BRIEF: Write out each line word for word. Drop pictures.

INPUT FOR THIS TASK:
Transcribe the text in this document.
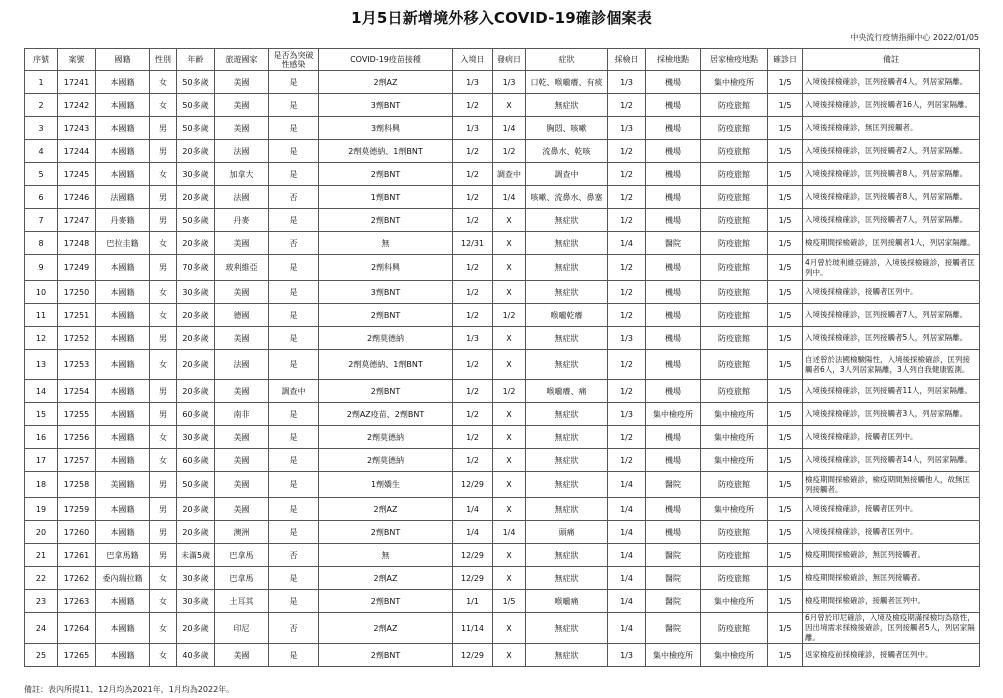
1月5日新增境外移入COVID-19確診個案表
中央流行疫情指揮中心 2022/01/05
序號	案號	國籍	性別	年齡	旅遊國家	是否為突破性感染	COVID-19疫苗接種	入境日	發病日	症狀	採檢日	採檢地點	居家檢疫地點	確診日	備註
1	17241	本國籍	女	50多歲	美國	是	2劑AZ	1/3	1/3	口乾、喉嚨癢、有痰	1/3	機場	集中檢疫所	1/5	入境後採檢確診，匡列接觸者4人，列居家隔離。
2	17242	本國籍	女	50多歲	美國	是	3劑BNT	1/2	X	無症狀	1/2	機場	防疫旅館	1/5	入境後採檢確診，匡列接觸者16人，列居家隔離。
3	17243	本國籍	男	50多歲	美國	是	3劑科興	1/3	1/4	胸悶、咳嗽	1/3	機場	防疫旅館	1/5	入境後採檢確診，無匡列接觸者。
4	17244	本國籍	男	20多歲	法國	是	2劑莫德納、1劑BNT	1/2	1/2	流鼻水、乾咳	1/2	機場	防疫旅館	1/5	入境後採檢確診，匡列接觸者2人，列居家隔離。
5	17245	本國籍	女	30多歲	加拿大	是	2劑BNT	1/2	調查中	調查中	1/2	機場	防疫旅館	1/5	入境後採檢確診，匡列接觸者8人，列居家隔離。
6	17246	法國籍	男	20多歲	法國	否	1劑BNT	1/2	1/4	咳嗽、流鼻水、鼻塞	1/2	機場	防疫旅館	1/5	入境後採檢確診，匡列接觸者8人，列居家隔離。
7	17247	丹麥籍	男	50多歲	丹麥	是	2劑BNT	1/2	X	無症狀	1/2	機場	防疫旅館	1/5	入境後採檢確診，匡列接觸者7人，列居家隔離。
8	17248	巴拉圭籍	女	20多歲	美國	否	無	12/31	X	無症狀	1/4	醫院	防疫旅館	1/5	檢疫期間採檢確診，匡列接觸者1人，列居家隔離。
9	17249	本國籍	男	70多歲	玻利維亞	是	2劑科興	1/2	X	無症狀	1/2	機場	防疫旅館	1/5	4月曾於玻利維亞確診，入境後採檢確診，接觸者匡列中。
10	17250	本國籍	女	30多歲	美國	是	3劑BNT	1/2	X	無症狀	1/2	機場	防疫旅館	1/5	入境後採檢確診，接觸者匡列中。
11	17251	本國籍	女	20多歲	德國	是	2劑BNT	1/2	1/2	喉嚨乾癢	1/2	機場	防疫旅館	1/5	入境後採檢確診，匡列接觸者7人，列居家隔離。
12	17252	本國籍	男	20多歲	美國	是	2劑莫德納	1/3	X	無症狀	1/3	機場	防疫旅館	1/5	入境後採檢確診，匡列接觸者5人，列居家隔離。
13	17253	本國籍	女	20多歲	法國	是	2劑莫德納、1劑BNT	1/2	X	無症狀	1/2	機場	防疫旅館	1/5	自述曾於法國檢驗陽性，入境後採檢確診，匡列接觸者6人，3人列居家隔離，3人列自我健康監測。
14	17254	本國籍	男	20多歲	美國	調查中	2劑BNT	1/2	1/2	喉嚨癢、痛	1/2	機場	防疫旅館	1/5	入境後採檢確診，匡列接觸者11人，列居家隔離。
15	17255	本國籍	男	60多歲	南非	是	2劑AZ疫苗、2劑BNT	1/2	X	無症狀	1/3	集中檢疫所	集中檢疫所	1/5	入境後採檢確診，匡列接觸者3人，列居家隔離。
16	17256	本國籍	女	30多歲	美國	是	2劑莫德納	1/2	X	無症狀	1/2	機場	集中檢疫所	1/5	入境後採檢確診，接觸者匡列中。
17	17257	本國籍	女	60多歲	美國	是	2劑莫德納	1/2	X	無症狀	1/2	機場	集中檢疫所	1/5	入境後採檢確診，匡列接觸者14人，列居家隔離。
18	17258	美國籍	男	50多歲	美國	是	1劑嬌生	12/29	X	無症狀	1/4	醫院	防疫旅館	1/5	檢疫期間採檢確診，檢疫期間無接觸他人，故無匡列接觸者。
19	17259	本國籍	男	20多歲	美國	是	2劑AZ	1/4	X	無症狀	1/4	機場	集中檢疫所	1/5	入境後採檢確診，接觸者匡列中。
20	17260	本國籍	男	20多歲	澳洲	是	2劑BNT	1/4	1/4	頭痛	1/4	機場	防疫旅館	1/5	入境後採檢確診，接觸者匡列中。
21	17261	巴拿馬籍	男	未滿5歲	巴拿馬	否	無	12/29	X	無症狀	1/4	醫院	防疫旅館	1/5	檢疫期間採檢確診，無匡列接觸者。
22	17262	委內瑞拉籍	女	30多歲	巴拿馬	是	2劑AZ	12/29	X	無症狀	1/4	醫院	防疫旅館	1/5	檢疫期間採檢確診，無匡列接觸者。
23	17263	本國籍	女	30多歲	土耳其	是	2劑BNT	1/1	1/5	喉嚨痛	1/4	醫院	集中檢疫所	1/5	檢疫期間採檢確診，接觸者匡列中。
24	17264	本國籍	女	20多歲	印尼	否	2劑AZ	11/14	X	無症狀	1/4	醫院	防疫旅館	1/5	6月曾於印尼確診，入境及檢疫期滿採檢均為陰性，因出境需求採檢後確診，匡列接觸者5人，列居家隔離。
25	17265	本國籍	女	40多歲	美國	是	2劑BNT	12/29	X	無症狀	1/3	集中檢疫所	集中檢疫所	1/5	返家檢疫前採檢確診，接觸者匡列中。
備註：表內所提11、12月均為2021年，1月均為2022年。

RESULT FOR THIS EXERCISE:
Transcribe the text in this document.
1月5日新增境外移入COVID-19確診個案表
中央流行疫情指揮中心 2022/01/05
序號	案號	國籍	性別	年齡	旅遊國家	是否為突破性感染	COVID-19疫苗接種	入境日	發病日	症狀	採檢日	採檢地點	居家檢疫地點	確診日	備註
1	17241	本國籍	女	50多歲	美國	是	2劑AZ	1/3	1/3	口乾、喉嚨癢、有痰	1/3	機場	集中檢疫所	1/5	入境後採檢確診，匡列接觸者4人，列居家隔離。
2	17242	本國籍	女	50多歲	美國	是	3劑BNT	1/2	X	無症狀	1/2	機場	防疫旅館	1/5	入境後採檢確診，匡列接觸者16人，列居家隔離。
3	17243	本國籍	男	50多歲	美國	是	3劑科興	1/3	1/4	胸悶、咳嗽	1/3	機場	防疫旅館	1/5	入境後採檢確診，無匡列接觸者。
4	17244	本國籍	男	20多歲	法國	是	2劑莫德納、1劑BNT	1/2	1/2	流鼻水、乾咳	1/2	機場	防疫旅館	1/5	入境後採檢確診，匡列接觸者2人，列居家隔離。
5	17245	本國籍	女	30多歲	加拿大	是	2劑BNT	1/2	調查中	調查中	1/2	機場	防疫旅館	1/5	入境後採檢確診，匡列接觸者8人，列居家隔離。
6	17246	法國籍	男	20多歲	法國	否	1劑BNT	1/2	1/4	咳嗽、流鼻水、鼻塞	1/2	機場	防疫旅館	1/5	入境後採檢確診，匡列接觸者8人，列居家隔離。
7	17247	丹麥籍	男	50多歲	丹麥	是	2劑BNT	1/2	X	無症狀	1/2	機場	防疫旅館	1/5	入境後採檢確診，匡列接觸者7人，列居家隔離。
8	17248	巴拉圭籍	女	20多歲	美國	否	無	12/31	X	無症狀	1/4	醫院	防疫旅館	1/5	檢疫期間採檢確診，匡列接觸者1人，列居家隔離。
9	17249	本國籍	男	70多歲	玻利維亞	是	2劑科興	1/2	X	無症狀	1/2	機場	防疫旅館	1/5	4月曾於玻利維亞確診，入境後採檢確診，接觸者匡列中。
10	17250	本國籍	女	30多歲	美國	是	3劑BNT	1/2	X	無症狀	1/2	機場	防疫旅館	1/5	入境後採檢確診，接觸者匡列中。
11	17251	本國籍	女	20多歲	德國	是	2劑BNT	1/2	1/2	喉嚨乾癢	1/2	機場	防疫旅館	1/5	入境後採檢確診，匡列接觸者7人，列居家隔離。
12	17252	本國籍	男	20多歲	美國	是	2劑莫德納	1/3	X	無症狀	1/3	機場	防疫旅館	1/5	入境後採檢確診，匡列接觸者5人，列居家隔離。
13	17253	本國籍	女	20多歲	法國	是	2劑莫德納、1劑BNT	1/2	X	無症狀	1/2	機場	防疫旅館	1/5	自述曾於法國檢驗陽性，入境後採檢確診，匡列接觸者6人，3人列居家隔離，3人列自我健康監測。
14	17254	本國籍	男	20多歲	美國	調查中	2劑BNT	1/2	1/2	喉嚨癢、痛	1/2	機場	防疫旅館	1/5	入境後採檢確診，匡列接觸者11人，列居家隔離。
15	17255	本國籍	男	60多歲	南非	是	2劑AZ疫苗、2劑BNT	1/2	X	無症狀	1/3	集中檢疫所	集中檢疫所	1/5	入境後採檢確診，匡列接觸者3人，列居家隔離。
16	17256	本國籍	女	30多歲	美國	是	2劑莫德納	1/2	X	無症狀	1/2	機場	集中檢疫所	1/5	入境後採檢確診，接觸者匡列中。
17	17257	本國籍	女	60多歲	美國	是	2劑莫德納	1/2	X	無症狀	1/2	機場	集中檢疫所	1/5	入境後採檢確診，匡列接觸者14人，列居家隔離。
18	17258	美國籍	男	50多歲	美國	是	1劑嬌生	12/29	X	無症狀	1/4	醫院	防疫旅館	1/5	檢疫期間採檢確診，檢疫期間無接觸他人，故無匡列接觸者。
19	17259	本國籍	男	20多歲	美國	是	2劑AZ	1/4	X	無症狀	1/4	機場	集中檢疫所	1/5	入境後採檢確診，接觸者匡列中。
20	17260	本國籍	男	20多歲	澳洲	是	2劑BNT	1/4	1/4	頭痛	1/4	機場	防疫旅館	1/5	入境後採檢確診，接觸者匡列中。
21	17261	巴拿馬籍	男	未滿5歲	巴拿馬	否	無	12/29	X	無症狀	1/4	醫院	防疫旅館	1/5	檢疫期間採檢確診，無匡列接觸者。
22	17262	委內瑞拉籍	女	30多歲	巴拿馬	是	2劑AZ	12/29	X	無症狀	1/4	醫院	防疫旅館	1/5	檢疫期間採檢確診，無匡列接觸者。
23	17263	本國籍	女	30多歲	土耳其	是	2劑BNT	1/1	1/5	喉嚨痛	1/4	醫院	集中檢疫所	1/5	檢疫期間採檢確診，接觸者匡列中。
24	17264	本國籍	女	20多歲	印尼	否	2劑AZ	11/14	X	無症狀	1/4	醫院	防疫旅館	1/5	6月曾於印尼確診，入境及檢疫期滿採檢均為陰性，因出境需求採檢後確診，匡列接觸者5人，列居家隔離。
25	17265	本國籍	女	40多歲	美國	是	2劑BNT	12/29	X	無症狀	1/3	集中檢疫所	集中檢疫所	1/5	返家檢疫前採檢確診，接觸者匡列中。
備註：表內所提11、12月均為2021年，1月均為2022年。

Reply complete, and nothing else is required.